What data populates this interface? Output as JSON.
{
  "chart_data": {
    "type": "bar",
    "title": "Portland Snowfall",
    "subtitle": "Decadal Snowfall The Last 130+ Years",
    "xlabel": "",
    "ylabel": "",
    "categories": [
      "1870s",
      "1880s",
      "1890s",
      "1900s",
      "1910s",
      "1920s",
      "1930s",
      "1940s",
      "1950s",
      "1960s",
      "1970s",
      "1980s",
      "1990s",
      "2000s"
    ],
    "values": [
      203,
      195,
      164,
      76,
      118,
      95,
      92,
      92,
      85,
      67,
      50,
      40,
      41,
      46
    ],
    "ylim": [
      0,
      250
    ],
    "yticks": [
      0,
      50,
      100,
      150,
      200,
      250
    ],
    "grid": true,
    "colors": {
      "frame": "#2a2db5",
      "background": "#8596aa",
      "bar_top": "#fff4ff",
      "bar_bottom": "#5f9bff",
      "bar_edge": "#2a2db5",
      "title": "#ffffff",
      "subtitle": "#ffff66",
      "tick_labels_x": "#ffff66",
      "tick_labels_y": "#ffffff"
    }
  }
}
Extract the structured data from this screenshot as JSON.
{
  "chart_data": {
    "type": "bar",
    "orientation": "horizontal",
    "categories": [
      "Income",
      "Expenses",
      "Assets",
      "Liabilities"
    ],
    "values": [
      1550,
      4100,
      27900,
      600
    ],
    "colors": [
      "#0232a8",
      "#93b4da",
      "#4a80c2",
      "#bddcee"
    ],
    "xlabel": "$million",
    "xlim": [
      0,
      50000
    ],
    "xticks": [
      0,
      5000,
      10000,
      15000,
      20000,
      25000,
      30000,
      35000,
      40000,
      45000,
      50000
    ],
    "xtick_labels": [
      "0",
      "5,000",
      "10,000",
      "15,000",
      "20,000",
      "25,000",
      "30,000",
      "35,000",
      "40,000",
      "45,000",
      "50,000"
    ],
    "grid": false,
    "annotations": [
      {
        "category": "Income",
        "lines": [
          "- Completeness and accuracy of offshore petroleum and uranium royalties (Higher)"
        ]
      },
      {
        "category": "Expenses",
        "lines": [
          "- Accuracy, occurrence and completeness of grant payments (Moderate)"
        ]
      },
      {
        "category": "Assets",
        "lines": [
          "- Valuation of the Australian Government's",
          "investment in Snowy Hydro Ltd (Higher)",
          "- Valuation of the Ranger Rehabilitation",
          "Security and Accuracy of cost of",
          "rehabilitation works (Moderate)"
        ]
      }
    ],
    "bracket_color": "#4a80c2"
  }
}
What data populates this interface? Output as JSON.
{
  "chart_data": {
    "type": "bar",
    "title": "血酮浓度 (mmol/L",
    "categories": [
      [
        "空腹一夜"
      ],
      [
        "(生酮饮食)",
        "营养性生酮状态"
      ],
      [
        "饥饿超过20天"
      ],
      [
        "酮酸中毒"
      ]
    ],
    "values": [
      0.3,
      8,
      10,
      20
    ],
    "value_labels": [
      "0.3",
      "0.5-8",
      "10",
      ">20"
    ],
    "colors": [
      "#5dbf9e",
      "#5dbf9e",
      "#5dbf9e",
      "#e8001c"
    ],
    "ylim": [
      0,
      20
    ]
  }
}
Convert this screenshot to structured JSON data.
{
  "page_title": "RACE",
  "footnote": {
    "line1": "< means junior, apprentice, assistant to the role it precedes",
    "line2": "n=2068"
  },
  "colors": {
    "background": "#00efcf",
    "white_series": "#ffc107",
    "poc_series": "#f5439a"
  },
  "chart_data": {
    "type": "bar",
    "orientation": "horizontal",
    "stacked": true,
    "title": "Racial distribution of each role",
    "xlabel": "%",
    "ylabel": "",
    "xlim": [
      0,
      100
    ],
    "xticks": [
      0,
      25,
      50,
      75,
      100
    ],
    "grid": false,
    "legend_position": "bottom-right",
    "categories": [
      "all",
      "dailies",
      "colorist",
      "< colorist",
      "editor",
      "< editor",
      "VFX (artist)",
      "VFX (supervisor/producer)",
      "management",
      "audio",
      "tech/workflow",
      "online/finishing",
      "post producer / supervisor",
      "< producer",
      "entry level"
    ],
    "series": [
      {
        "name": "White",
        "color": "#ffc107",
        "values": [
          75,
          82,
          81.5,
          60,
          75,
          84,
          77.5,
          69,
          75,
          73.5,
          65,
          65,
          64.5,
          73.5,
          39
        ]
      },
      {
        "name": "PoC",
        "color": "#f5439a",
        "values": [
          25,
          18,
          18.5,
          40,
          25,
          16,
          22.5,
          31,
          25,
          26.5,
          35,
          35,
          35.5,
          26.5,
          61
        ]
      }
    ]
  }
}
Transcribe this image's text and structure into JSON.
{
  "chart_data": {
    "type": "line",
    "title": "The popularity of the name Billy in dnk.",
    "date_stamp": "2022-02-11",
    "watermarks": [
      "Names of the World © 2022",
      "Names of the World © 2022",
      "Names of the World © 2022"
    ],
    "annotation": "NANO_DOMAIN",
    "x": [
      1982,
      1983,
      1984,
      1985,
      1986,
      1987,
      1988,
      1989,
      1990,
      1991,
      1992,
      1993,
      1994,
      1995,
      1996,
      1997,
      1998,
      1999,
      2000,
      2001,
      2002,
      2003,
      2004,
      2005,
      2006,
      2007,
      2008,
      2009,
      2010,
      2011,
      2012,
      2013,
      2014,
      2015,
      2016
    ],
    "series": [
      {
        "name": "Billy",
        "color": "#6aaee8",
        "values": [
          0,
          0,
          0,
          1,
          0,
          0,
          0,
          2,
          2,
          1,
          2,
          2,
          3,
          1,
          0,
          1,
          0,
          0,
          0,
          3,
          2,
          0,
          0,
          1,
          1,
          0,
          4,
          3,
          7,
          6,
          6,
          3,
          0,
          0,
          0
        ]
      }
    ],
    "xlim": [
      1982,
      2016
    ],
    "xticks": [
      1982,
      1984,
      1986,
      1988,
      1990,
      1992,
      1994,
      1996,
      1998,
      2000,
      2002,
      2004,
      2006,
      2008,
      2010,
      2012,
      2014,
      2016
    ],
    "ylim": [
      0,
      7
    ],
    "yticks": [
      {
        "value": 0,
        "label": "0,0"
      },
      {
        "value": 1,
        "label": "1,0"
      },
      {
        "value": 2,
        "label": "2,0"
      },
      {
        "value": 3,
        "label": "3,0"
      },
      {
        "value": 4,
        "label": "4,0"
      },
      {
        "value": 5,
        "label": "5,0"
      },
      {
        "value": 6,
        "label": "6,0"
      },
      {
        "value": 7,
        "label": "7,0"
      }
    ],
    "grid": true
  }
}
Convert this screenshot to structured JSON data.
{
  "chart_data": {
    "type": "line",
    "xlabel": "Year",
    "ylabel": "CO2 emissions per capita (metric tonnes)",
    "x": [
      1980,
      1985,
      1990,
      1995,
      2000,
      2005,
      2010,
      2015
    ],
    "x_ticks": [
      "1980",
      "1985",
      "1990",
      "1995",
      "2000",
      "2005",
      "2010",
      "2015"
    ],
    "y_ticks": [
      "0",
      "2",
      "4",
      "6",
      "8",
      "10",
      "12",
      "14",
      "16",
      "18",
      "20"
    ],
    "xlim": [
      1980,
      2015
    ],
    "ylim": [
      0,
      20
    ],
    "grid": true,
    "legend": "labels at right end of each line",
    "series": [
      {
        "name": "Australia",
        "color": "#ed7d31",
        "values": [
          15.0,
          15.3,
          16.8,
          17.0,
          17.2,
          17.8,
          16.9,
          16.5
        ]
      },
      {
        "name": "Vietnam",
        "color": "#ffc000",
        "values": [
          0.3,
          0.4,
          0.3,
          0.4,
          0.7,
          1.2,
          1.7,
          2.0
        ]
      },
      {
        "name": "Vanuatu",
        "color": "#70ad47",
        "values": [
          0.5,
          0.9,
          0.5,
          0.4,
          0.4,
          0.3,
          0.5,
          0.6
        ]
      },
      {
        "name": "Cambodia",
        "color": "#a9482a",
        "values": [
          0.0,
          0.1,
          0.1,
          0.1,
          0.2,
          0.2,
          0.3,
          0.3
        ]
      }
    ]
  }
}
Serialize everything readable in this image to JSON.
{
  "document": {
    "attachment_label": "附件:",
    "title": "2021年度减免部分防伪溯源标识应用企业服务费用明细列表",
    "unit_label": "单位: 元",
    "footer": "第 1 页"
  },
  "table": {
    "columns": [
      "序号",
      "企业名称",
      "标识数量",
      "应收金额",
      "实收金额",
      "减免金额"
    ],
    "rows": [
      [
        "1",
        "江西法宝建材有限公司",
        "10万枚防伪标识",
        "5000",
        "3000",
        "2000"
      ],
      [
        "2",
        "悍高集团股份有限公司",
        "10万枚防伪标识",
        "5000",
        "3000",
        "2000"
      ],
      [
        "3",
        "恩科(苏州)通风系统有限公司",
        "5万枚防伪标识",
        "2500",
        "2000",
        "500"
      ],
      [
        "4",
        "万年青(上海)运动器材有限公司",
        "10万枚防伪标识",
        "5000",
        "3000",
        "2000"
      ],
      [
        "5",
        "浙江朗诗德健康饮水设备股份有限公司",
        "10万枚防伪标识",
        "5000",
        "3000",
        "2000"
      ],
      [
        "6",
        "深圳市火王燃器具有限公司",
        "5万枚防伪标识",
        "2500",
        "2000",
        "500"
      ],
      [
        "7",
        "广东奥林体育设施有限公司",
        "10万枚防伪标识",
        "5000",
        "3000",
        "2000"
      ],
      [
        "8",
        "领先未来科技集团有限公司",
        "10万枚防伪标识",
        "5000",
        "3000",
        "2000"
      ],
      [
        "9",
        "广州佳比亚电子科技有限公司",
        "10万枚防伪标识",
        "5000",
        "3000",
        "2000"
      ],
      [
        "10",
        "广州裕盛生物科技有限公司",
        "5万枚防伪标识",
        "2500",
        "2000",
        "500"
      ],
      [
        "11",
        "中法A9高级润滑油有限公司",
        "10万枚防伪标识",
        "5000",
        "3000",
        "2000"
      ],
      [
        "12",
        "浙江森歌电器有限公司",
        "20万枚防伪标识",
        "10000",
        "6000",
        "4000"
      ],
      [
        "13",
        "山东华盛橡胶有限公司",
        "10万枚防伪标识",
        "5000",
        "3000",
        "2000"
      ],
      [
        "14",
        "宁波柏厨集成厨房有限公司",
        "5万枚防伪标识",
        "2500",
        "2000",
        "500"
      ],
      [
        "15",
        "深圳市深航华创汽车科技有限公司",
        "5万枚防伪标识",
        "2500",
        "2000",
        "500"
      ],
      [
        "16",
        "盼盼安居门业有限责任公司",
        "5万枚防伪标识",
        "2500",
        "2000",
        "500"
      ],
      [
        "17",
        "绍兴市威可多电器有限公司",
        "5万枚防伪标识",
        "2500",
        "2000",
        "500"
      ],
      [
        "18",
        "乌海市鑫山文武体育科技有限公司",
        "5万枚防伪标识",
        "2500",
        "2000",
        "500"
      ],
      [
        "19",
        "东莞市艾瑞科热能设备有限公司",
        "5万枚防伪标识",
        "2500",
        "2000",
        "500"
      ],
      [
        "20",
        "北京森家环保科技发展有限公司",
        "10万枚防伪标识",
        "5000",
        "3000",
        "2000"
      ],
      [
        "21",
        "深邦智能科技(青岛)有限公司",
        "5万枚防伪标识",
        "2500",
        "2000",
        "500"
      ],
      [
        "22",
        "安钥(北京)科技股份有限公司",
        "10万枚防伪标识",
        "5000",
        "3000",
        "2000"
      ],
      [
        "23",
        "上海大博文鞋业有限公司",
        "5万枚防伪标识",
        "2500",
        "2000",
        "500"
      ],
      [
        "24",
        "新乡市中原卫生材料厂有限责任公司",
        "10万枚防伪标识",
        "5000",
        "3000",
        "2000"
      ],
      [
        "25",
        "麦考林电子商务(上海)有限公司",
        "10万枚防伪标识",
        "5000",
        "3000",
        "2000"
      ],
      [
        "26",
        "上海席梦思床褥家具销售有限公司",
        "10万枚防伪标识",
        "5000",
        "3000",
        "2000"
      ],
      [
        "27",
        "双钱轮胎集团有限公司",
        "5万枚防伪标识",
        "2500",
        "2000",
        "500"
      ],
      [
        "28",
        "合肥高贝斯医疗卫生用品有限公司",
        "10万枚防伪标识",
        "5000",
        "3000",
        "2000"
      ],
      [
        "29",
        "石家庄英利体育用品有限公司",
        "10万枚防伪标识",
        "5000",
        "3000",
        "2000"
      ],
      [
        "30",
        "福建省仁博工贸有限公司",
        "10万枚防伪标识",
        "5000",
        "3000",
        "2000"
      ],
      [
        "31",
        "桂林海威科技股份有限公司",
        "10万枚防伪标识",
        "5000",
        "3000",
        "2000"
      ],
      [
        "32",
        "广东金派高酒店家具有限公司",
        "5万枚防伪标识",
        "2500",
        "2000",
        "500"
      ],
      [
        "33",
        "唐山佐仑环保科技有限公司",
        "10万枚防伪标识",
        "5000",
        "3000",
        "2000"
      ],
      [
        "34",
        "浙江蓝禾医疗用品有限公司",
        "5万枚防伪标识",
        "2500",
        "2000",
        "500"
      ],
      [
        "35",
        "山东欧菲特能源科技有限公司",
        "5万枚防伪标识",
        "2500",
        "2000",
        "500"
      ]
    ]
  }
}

..............................

* [Exercise goal] State the number of lines above that hold the string "xlabel", with nothing added.

* [Worked solution] 4